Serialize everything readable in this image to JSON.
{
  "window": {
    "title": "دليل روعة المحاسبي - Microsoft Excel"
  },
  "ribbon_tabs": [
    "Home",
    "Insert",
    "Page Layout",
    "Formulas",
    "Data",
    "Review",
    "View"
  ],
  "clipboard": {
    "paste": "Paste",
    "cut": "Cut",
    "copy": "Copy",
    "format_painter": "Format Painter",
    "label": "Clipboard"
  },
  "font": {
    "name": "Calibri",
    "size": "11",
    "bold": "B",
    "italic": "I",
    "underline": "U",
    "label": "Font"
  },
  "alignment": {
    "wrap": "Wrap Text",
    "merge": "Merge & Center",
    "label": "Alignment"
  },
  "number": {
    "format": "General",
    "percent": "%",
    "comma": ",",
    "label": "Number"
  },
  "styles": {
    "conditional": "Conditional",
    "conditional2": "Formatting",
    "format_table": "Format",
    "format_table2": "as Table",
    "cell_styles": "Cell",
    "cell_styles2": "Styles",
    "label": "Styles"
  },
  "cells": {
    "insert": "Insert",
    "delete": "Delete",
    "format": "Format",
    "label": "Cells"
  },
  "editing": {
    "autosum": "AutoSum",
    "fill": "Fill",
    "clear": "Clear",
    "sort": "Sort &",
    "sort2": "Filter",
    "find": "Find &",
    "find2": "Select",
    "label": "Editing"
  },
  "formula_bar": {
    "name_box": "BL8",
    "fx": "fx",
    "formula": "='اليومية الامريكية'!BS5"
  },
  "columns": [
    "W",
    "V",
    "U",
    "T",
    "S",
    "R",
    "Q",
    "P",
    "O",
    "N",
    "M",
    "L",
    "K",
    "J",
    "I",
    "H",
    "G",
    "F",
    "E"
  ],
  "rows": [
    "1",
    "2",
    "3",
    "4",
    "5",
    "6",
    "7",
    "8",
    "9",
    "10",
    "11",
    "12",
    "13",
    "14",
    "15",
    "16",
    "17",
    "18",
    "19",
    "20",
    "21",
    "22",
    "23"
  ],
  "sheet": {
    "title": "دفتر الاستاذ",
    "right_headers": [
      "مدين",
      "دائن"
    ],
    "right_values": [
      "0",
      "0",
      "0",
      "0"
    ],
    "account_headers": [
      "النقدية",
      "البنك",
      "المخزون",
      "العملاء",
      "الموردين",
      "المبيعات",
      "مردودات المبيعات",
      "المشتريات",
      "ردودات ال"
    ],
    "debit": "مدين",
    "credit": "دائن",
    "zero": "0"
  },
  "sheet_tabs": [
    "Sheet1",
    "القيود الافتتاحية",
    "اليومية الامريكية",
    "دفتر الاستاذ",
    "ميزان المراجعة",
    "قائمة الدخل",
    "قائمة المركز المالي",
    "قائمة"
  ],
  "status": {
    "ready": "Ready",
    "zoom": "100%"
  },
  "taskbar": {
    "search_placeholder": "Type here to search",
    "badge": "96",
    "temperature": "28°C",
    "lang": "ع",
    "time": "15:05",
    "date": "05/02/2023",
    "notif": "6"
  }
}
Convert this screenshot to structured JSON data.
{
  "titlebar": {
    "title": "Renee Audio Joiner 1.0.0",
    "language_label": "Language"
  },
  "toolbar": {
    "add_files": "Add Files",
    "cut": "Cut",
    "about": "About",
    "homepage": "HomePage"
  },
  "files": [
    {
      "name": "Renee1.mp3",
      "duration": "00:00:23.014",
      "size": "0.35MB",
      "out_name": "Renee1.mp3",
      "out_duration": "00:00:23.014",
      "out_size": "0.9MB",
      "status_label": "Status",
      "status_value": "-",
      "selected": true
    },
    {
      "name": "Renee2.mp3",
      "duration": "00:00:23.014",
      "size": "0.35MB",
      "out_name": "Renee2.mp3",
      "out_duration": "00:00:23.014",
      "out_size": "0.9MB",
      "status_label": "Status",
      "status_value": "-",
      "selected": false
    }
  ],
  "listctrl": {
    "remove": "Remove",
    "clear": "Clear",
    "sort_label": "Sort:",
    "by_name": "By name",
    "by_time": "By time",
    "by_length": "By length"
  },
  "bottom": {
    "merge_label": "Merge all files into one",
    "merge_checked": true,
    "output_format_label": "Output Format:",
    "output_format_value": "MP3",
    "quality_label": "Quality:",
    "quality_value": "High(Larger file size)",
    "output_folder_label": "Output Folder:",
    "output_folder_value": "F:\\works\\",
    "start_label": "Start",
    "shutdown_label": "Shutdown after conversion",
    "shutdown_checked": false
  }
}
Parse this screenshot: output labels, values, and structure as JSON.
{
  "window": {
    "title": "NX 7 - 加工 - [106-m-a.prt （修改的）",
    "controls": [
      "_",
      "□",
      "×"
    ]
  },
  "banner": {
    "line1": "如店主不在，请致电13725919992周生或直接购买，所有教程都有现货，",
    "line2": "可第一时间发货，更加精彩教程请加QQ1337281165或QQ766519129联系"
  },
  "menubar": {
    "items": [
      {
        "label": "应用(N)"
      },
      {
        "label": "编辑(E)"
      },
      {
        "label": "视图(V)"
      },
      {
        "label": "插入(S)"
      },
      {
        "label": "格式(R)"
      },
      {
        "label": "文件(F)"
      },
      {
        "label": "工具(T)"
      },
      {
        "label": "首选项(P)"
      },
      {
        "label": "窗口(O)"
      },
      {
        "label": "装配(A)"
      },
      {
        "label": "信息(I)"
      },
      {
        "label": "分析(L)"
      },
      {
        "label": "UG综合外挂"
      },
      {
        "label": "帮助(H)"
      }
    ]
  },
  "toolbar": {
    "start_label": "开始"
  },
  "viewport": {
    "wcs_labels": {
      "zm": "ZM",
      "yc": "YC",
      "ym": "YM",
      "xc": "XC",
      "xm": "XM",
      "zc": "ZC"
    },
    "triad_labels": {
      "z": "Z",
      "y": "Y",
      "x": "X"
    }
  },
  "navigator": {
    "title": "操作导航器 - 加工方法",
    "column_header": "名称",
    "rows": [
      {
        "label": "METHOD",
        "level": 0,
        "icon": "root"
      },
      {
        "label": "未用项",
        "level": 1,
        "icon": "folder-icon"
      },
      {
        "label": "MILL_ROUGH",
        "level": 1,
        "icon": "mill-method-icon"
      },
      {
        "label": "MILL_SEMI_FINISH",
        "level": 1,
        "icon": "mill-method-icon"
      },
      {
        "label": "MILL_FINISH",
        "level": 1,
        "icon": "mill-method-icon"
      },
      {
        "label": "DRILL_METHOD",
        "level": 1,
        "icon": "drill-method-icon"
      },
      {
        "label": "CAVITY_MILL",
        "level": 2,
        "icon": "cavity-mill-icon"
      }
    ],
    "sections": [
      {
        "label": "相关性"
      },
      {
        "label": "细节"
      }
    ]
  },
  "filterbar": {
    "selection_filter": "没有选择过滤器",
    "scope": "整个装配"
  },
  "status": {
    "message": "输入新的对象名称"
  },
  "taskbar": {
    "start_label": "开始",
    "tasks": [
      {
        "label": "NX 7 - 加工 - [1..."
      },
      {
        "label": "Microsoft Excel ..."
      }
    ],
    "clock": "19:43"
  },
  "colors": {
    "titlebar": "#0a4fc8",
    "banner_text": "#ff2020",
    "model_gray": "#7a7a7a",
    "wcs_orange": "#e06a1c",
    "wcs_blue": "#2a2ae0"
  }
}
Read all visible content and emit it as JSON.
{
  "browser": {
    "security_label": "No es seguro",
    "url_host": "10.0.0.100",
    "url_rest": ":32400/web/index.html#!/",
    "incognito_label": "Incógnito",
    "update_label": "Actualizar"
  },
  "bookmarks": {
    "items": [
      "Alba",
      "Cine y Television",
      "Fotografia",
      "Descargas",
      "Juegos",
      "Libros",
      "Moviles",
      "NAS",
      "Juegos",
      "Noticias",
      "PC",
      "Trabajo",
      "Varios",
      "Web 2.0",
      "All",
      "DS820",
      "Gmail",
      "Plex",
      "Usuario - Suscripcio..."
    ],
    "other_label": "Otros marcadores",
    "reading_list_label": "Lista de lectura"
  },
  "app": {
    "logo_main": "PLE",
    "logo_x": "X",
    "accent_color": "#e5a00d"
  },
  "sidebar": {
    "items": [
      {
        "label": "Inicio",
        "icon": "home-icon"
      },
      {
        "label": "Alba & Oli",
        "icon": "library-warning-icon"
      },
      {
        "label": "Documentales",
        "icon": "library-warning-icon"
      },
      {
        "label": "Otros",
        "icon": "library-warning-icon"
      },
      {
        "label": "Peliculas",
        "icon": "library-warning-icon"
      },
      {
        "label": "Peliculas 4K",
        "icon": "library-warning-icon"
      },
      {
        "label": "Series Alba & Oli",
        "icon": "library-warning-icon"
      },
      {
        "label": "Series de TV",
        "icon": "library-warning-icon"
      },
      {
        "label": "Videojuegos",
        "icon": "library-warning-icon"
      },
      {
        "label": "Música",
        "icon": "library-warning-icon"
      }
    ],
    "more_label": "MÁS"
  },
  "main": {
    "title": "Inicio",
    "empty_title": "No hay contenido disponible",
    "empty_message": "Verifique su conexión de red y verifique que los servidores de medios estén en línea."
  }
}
§
§ Your objective
Quote only the lines from the line containing "Read all visible content and emit it as JSON." through the end of the listing, please, keeping both the first and the last line.

§ Written answer
Read all visible content and emit it as JSON.
{
  "browser": {
    "security_label": "No es seguro",
    "url_host": "10.0.0.100",
    "url_rest": ":32400/web/index.html#!/",
    "incognito_label": "Incógnito",
    "update_label": "Actualizar"
  },
  "bookmarks": {
    "items": [
      "Alba",
      "Cine y Television",
      "Fotografia",
      "Descargas",
      "Juegos",
      "Libros",
      "Moviles",
      "NAS",
      "Juegos",
      "Noticias",
      "PC",
      "Trabajo",
      "Varios",
      "Web 2.0",
      "All",
      "DS820",
      "Gmail",
      "Plex",
      "Usuario - Suscripcio..."
    ],
    "other_label": "Otros marcadores",
    "reading_list_label": "Lista de lectura"
  },
  "app": {
    "logo_main": "PLE",
    "logo_x": "X",
    "accent_color": "#e5a00d"
  },
  "sidebar": {
    "items": [
      {
        "label": "Inicio",
        "icon": "home-icon"
      },
      {
        "label": "Alba & Oli",
        "icon": "library-warning-icon"
      },
      {
        "label": "Documentales",
        "icon": "library-warning-icon"
      },
      {
        "label": "Otros",
        "icon": "library-warning-icon"
      },
      {
        "label": "Peliculas",
        "icon": "library-warning-icon"
      },
      {
        "label": "Peliculas 4K",
        "icon": "library-warning-icon"
      },
      {
        "label": "Series Alba & Oli",
        "icon": "library-warning-icon"
      },
      {
        "label": "Series de TV",
        "icon": "library-warning-icon"
      },
      {
        "label": "Videojuegos",
        "icon": "library-warning-icon"
      },
      {
        "label": "Música",
        "icon": "library-warning-icon"
      }
    ],
    "more_label": "MÁS"
  },
  "main": {
    "title": "Inicio",
    "empty_title": "No hay contenido disponible",
    "empty_message": "Verifique su conexión de red y verifique que los servidores de medios estén en línea."
  }
}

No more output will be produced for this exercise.